* **Task instructions**:
Copy every line with the string "right" in it.

(Lines of data)
○ ○ ○ ○
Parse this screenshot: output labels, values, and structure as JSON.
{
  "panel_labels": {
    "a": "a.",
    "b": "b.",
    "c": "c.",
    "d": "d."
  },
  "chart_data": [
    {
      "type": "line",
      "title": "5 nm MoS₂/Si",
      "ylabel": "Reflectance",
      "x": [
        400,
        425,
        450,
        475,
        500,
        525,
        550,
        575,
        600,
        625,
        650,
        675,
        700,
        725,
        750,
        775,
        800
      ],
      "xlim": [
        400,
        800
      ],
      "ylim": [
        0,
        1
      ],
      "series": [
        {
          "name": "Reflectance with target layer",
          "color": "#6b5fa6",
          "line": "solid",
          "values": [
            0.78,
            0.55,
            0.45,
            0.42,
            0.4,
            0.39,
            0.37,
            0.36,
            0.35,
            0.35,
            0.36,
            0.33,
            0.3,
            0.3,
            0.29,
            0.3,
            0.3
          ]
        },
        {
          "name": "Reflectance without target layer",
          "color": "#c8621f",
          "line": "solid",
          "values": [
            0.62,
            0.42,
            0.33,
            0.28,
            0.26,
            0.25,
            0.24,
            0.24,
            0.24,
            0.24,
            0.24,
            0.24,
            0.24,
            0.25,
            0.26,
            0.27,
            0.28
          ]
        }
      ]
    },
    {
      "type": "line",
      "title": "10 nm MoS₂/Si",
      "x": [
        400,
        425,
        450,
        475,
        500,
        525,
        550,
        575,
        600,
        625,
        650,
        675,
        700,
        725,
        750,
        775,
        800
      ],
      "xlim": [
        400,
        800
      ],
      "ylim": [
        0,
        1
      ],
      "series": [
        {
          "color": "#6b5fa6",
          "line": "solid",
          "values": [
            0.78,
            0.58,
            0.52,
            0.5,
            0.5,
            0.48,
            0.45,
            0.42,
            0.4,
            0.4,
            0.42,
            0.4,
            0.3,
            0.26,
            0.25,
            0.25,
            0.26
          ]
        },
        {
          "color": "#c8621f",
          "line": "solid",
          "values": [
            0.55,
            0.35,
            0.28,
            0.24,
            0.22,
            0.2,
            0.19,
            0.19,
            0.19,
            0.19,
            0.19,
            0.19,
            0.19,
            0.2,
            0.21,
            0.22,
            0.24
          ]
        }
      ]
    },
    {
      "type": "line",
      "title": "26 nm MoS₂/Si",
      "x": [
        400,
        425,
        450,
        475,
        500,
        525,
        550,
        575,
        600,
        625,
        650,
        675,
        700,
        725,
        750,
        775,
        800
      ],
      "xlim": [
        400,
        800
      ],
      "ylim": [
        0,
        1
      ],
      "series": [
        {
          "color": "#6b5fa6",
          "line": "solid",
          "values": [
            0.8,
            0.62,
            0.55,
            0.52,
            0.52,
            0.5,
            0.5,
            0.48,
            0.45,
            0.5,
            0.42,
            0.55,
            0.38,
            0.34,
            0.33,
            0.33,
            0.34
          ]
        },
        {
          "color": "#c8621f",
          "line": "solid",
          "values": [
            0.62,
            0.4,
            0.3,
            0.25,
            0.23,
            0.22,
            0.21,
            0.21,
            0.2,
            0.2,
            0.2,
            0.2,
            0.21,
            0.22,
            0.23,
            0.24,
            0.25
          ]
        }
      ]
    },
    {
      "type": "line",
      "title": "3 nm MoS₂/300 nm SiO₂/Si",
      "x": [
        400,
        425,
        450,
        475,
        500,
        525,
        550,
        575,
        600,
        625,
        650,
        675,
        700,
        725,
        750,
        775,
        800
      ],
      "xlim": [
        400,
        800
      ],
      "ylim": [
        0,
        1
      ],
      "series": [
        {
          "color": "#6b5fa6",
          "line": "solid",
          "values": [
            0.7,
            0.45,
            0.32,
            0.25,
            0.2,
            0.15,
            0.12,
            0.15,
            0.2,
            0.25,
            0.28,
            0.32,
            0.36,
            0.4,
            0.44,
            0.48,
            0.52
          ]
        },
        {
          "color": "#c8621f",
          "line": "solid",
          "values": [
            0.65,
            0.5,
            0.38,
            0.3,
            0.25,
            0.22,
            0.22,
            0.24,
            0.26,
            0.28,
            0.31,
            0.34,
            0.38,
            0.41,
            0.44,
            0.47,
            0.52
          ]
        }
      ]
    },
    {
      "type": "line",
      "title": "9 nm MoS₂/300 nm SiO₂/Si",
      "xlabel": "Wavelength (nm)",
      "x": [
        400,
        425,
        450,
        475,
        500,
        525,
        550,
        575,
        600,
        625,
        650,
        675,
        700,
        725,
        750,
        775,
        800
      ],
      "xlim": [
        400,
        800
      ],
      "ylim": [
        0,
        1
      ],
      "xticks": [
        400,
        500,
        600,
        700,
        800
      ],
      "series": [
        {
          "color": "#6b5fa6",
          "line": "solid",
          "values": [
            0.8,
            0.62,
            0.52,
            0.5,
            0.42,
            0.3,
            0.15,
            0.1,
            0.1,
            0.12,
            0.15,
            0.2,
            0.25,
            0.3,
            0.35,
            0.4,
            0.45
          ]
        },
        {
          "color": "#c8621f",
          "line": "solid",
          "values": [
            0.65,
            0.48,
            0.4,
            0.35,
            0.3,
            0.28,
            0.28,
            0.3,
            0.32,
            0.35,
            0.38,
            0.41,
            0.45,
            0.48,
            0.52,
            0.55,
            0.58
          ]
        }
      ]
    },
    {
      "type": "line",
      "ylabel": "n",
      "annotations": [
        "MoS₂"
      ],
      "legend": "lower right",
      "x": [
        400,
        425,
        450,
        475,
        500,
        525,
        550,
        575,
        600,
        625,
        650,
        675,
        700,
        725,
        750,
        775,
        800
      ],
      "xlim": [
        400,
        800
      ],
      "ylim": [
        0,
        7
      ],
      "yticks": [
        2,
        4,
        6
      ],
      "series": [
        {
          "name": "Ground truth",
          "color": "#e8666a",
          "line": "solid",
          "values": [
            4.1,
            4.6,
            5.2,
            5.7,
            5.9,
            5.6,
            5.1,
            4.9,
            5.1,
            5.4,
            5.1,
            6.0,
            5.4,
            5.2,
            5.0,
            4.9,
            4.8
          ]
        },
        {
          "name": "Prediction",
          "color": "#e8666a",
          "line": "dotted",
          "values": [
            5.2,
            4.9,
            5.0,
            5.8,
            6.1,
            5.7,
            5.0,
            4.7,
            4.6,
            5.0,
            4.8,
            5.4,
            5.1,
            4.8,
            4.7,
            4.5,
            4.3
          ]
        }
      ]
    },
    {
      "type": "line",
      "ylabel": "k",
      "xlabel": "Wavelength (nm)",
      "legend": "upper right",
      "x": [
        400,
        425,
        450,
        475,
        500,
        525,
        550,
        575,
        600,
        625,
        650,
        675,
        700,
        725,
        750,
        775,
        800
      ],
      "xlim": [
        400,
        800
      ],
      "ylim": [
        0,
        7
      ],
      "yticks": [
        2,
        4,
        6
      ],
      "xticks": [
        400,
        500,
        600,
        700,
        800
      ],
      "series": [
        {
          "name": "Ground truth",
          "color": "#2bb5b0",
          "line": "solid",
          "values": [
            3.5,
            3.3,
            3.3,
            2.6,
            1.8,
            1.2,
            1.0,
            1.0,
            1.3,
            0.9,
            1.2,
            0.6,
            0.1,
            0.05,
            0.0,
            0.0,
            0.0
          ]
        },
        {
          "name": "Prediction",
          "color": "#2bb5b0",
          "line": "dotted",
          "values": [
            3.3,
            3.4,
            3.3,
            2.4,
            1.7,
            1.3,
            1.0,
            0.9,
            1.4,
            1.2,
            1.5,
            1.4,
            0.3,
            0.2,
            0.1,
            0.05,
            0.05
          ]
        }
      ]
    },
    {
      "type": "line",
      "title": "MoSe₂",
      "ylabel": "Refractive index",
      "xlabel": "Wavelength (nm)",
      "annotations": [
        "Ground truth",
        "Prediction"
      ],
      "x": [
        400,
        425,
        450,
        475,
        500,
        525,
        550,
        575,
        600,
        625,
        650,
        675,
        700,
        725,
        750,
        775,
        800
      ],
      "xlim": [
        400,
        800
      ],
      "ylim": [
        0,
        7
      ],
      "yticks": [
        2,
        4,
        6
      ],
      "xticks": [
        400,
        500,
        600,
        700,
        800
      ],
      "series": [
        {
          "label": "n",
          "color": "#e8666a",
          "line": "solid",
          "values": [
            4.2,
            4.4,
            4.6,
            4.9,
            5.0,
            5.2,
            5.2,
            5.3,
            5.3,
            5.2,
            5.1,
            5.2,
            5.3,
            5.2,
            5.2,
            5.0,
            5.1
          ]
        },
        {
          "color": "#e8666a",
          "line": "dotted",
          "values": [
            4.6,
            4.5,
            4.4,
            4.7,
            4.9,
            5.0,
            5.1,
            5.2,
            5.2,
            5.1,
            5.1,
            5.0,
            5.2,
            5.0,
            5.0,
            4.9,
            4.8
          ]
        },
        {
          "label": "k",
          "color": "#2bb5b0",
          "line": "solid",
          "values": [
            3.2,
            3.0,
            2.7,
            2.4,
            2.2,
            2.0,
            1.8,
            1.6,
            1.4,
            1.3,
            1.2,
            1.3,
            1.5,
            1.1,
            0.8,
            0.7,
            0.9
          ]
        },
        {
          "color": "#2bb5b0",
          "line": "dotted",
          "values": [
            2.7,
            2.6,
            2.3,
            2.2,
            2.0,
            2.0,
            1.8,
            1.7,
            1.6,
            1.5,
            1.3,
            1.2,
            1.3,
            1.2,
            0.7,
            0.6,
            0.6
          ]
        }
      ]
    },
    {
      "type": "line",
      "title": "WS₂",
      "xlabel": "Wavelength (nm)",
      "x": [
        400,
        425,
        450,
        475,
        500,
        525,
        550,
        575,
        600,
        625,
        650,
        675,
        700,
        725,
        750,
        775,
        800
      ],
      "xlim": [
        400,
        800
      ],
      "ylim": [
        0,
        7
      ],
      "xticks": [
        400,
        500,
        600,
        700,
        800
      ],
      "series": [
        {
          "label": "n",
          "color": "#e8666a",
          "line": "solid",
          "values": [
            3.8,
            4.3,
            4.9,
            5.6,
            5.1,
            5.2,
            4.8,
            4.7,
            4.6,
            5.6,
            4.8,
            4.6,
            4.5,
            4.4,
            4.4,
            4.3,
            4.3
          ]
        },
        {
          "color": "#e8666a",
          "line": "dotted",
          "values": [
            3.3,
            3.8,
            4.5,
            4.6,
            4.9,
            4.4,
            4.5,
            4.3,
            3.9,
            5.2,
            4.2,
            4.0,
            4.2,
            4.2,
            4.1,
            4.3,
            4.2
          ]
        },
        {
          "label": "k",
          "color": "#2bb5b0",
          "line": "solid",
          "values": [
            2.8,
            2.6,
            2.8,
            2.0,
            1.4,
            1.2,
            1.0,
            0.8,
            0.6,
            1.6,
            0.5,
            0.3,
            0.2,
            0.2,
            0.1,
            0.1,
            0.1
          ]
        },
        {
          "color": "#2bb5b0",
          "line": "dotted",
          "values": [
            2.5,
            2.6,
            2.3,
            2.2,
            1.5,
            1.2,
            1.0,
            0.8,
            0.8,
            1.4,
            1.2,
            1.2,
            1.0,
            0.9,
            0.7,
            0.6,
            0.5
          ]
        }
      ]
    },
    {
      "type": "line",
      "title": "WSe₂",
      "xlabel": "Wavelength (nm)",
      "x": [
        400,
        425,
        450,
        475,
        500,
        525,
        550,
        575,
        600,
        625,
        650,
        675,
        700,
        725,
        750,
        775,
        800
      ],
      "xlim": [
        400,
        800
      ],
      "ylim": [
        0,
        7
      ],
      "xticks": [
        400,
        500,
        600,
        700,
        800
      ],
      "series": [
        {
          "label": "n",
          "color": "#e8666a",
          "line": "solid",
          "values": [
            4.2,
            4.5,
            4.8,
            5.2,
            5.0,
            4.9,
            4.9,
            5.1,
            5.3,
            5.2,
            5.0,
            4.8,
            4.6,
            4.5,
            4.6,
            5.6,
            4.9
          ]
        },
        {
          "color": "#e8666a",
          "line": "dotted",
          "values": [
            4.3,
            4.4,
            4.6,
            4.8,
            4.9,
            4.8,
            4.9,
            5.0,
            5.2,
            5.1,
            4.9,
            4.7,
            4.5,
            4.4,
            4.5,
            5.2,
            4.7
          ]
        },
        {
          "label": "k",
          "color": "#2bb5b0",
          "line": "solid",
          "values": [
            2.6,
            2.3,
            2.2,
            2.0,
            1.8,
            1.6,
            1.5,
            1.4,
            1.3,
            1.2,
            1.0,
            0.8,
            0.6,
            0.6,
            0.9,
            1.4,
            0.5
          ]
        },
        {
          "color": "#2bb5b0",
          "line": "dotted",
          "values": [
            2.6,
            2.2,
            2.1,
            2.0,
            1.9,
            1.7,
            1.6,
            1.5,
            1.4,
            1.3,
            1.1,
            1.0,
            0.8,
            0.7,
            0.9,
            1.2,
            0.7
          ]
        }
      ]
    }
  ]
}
○ ○ ○ ○
* **Solution for this problem**:
      "legend": "lower right",
      "legend": "upper right",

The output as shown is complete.